> MATERIAL PROVIDED:
------------------------

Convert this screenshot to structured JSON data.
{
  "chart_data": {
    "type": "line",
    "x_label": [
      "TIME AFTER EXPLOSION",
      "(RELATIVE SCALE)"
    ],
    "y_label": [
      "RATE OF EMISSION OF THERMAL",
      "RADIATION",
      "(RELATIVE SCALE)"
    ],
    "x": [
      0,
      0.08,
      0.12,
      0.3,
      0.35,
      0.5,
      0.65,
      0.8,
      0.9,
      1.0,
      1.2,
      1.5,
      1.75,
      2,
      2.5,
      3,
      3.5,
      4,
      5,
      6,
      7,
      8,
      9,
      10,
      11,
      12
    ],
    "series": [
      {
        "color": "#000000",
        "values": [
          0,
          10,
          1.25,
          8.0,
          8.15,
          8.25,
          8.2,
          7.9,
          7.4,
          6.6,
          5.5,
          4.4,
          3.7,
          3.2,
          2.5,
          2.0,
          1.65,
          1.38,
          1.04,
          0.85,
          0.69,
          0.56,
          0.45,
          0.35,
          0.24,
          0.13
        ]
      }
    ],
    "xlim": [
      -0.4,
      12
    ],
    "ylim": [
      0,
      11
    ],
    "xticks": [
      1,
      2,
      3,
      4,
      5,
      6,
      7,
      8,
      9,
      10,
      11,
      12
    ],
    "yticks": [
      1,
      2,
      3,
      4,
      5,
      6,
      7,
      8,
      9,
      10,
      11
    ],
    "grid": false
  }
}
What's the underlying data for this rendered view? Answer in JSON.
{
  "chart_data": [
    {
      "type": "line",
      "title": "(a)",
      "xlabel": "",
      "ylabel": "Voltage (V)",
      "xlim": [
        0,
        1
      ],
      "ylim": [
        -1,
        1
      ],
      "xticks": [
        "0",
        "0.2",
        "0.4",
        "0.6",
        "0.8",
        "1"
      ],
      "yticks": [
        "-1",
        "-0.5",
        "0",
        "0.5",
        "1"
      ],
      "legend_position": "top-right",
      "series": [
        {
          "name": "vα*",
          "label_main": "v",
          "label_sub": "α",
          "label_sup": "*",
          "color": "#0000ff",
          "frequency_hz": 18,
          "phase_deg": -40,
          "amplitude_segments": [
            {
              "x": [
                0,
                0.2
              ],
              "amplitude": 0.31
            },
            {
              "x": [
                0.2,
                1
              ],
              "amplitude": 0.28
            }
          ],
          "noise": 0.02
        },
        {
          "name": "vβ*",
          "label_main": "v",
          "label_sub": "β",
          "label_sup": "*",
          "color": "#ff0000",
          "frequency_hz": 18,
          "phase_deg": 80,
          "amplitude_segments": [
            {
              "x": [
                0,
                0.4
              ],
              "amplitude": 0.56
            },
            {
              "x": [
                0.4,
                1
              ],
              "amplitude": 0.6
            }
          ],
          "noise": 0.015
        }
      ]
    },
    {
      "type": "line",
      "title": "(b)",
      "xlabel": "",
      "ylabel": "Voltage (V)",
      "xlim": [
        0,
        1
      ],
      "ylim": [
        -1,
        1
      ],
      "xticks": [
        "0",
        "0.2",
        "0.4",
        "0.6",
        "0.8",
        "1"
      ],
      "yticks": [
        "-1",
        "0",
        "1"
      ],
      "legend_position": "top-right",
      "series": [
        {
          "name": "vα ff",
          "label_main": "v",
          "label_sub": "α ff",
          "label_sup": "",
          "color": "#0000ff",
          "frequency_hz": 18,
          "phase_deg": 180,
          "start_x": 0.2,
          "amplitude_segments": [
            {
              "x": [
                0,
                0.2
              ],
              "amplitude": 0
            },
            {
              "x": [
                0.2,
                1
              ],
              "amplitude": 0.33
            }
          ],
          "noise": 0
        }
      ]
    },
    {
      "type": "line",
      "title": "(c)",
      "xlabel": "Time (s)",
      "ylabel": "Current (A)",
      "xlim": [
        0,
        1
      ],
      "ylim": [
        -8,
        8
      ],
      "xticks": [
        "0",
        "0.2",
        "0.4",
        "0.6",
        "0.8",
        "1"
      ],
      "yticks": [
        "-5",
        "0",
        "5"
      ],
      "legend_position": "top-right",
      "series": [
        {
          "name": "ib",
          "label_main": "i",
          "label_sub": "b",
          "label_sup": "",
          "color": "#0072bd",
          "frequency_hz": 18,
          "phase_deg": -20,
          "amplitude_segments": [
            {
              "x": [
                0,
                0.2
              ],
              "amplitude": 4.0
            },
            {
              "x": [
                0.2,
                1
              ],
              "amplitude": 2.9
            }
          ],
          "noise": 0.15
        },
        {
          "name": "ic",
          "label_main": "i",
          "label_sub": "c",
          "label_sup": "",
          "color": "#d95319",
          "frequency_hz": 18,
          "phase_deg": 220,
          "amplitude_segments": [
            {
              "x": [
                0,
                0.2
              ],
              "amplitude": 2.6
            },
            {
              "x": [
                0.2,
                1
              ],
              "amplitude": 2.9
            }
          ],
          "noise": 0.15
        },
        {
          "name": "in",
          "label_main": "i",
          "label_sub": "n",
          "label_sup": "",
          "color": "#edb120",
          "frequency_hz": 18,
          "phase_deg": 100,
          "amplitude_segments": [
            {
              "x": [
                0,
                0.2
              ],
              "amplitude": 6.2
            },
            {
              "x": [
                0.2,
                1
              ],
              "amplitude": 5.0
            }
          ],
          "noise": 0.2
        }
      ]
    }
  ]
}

------------------------

> TASK PROMPT:
Repeat all the records. Match each line exactly.

> RESPONSE:
Convert this screenshot to structured JSON data.
{
  "chart_data": {
    "type": "line",
    "x_label": [
      "TIME AFTER EXPLOSION",
      "(RELATIVE SCALE)"
    ],
    "y_label": [
      "RATE OF EMISSION OF THERMAL",
      "RADIATION",
      "(RELATIVE SCALE)"
    ],
    "x": [
      0,
      0.08,
      0.12,
      0.3,
      0.35,
      0.5,
      0.65,
      0.8,
      0.9,
      1.0,
      1.2,
      1.5,
      1.75,
      2,
      2.5,
      3,
      3.5,
      4,
      5,
      6,
      7,
      8,
      9,
      10,
      11,
      12
    ],
    "series": [
      {
        "color": "#000000",
        "values": [
          0,
          10,
          1.25,
          8.0,
          8.15,
          8.25,
          8.2,
          7.9,
          7.4,
          6.6,
          5.5,
          4.4,
          3.7,
          3.2,
          2.5,
          2.0,
          1.65,
          1.38,
          1.04,
          0.85,
          0.69,
          0.56,
          0.45,
          0.35,
          0.24,
          0.13
        ]
      }
    ],
    "xlim": [
      -0.4,
      12
    ],
    "ylim": [
      0,
      11
    ],
    "xticks": [
      1,
      2,
      3,
      4,
      5,
      6,
      7,
      8,
      9,
      10,
      11,
      12
    ],
    "yticks": [
      1,
      2,
      3,
      4,
      5,
      6,
      7,
      8,
      9,
      10,
      11
    ],
    "grid": false
  }
}
What's the underlying data for this rendered view? Answer in JSON.
{
  "chart_data": [
    {
      "type": "line",
      "title": "(a)",
      "xlabel": "",
      "ylabel": "Voltage (V)",
      "xlim": [
        0,
        1
      ],
      "ylim": [
        -1,
        1
      ],
      "xticks": [
        "0",
        "0.2",
        "0.4",
        "0.6",
        "0.8",
        "1"
      ],
      "yticks": [
        "-1",
        "-0.5",
        "0",
        "0.5",
        "1"
      ],
      "legend_position": "top-right",
      "series": [
        {
          "name": "vα*",
          "label_main": "v",
          "label_sub": "α",
          "label_sup": "*",
          "color": "#0000ff",
          "frequency_hz": 18,
          "phase_deg": -40,
          "amplitude_segments": [
            {
              "x": [
                0,
                0.2
              ],
              "amplitude": 0.31
            },
            {
              "x": [
                0.2,
                1
              ],
              "amplitude": 0.28
            }
          ],
          "noise": 0.02
        },
        {
          "name": "vβ*",
          "label_main": "v",
          "label_sub": "β",
          "label_sup": "*",
          "color": "#ff0000",
          "frequency_hz": 18,
          "phase_deg": 80,
          "amplitude_segments": [
            {
              "x": [
                0,
                0.4
              ],
              "amplitude": 0.56
            },
            {
              "x": [
                0.4,
                1
              ],
              "amplitude": 0.6
            }
          ],
          "noise": 0.015
        }
      ]
    },
    {
      "type": "line",
      "title": "(b)",
      "xlabel": "",
      "ylabel": "Voltage (V)",
      "xlim": [
        0,
        1
      ],
      "ylim": [
        -1,
        1
      ],
      "xticks": [
        "0",
        "0.2",
        "0.4",
        "0.6",
        "0.8",
        "1"
      ],
      "yticks": [
        "-1",
        "0",
        "1"
      ],
      "legend_position": "top-right",
      "series": [
        {
          "name": "vα ff",
          "label_main": "v",
          "label_sub": "α ff",
          "label_sup": "",
          "color": "#0000ff",
          "frequency_hz": 18,
          "phase_deg": 180,
          "start_x": 0.2,
          "amplitude_segments": [
            {
              "x": [
                0,
                0.2
              ],
              "amplitude": 0
            },
            {
              "x": [
                0.2,
                1
              ],
              "amplitude": 0.33
            }
          ],
          "noise": 0
        }
      ]
    },
    {
      "type": "line",
      "title": "(c)",
      "xlabel": "Time (s)",
      "ylabel": "Current (A)",
      "xlim": [
        0,
        1
      ],
      "ylim": [
        -8,
        8
      ],
      "xticks": [
        "0",
        "0.2",
        "0.4",
        "0.6",
        "0.8",
        "1"
      ],
      "yticks": [
        "-5",
        "0",
        "5"
      ],
      "legend_position": "top-right",
      "series": [
        {
          "name": "ib",
          "label_main": "i",
          "label_sub": "b",
          "label_sup": "",
          "color": "#0072bd",
          "frequency_hz": 18,
          "phase_deg": -20,
          "amplitude_segments": [
            {
              "x": [
                0,
                0.2
              ],
              "amplitude": 4.0
            },
            {
              "x": [
                0.2,
                1
              ],
              "amplitude": 2.9
            }
          ],
          "noise": 0.15
        },
        {
          "name": "ic",
          "label_main": "i",
          "label_sub": "c",
          "label_sup": "",
          "color": "#d95319",
          "frequency_hz": 18,
          "phase_deg": 220,
          "amplitude_segments": [
            {
              "x": [
                0,
                0.2
              ],
              "amplitude": 2.6
            },
            {
              "x": [
                0.2,
                1
              ],
              "amplitude": 2.9
            }
          ],
          "noise": 0.15
        },
        {
          "name": "in",
          "label_main": "i",
          "label_sub": "n",
          "label_sup": "",
          "color": "#edb120",
          "frequency_hz": 18,
          "phase_deg": 100,
          "amplitude_segments": [
            {
              "x": [
                0,
                0.2
              ],
              "amplitude": 6.2
            },
            {
              "x": [
                0.2,
                1
              ],
              "amplitude": 5.0
            }
          ],
          "noise": 0.2
        }
      ]
    }
  ]
}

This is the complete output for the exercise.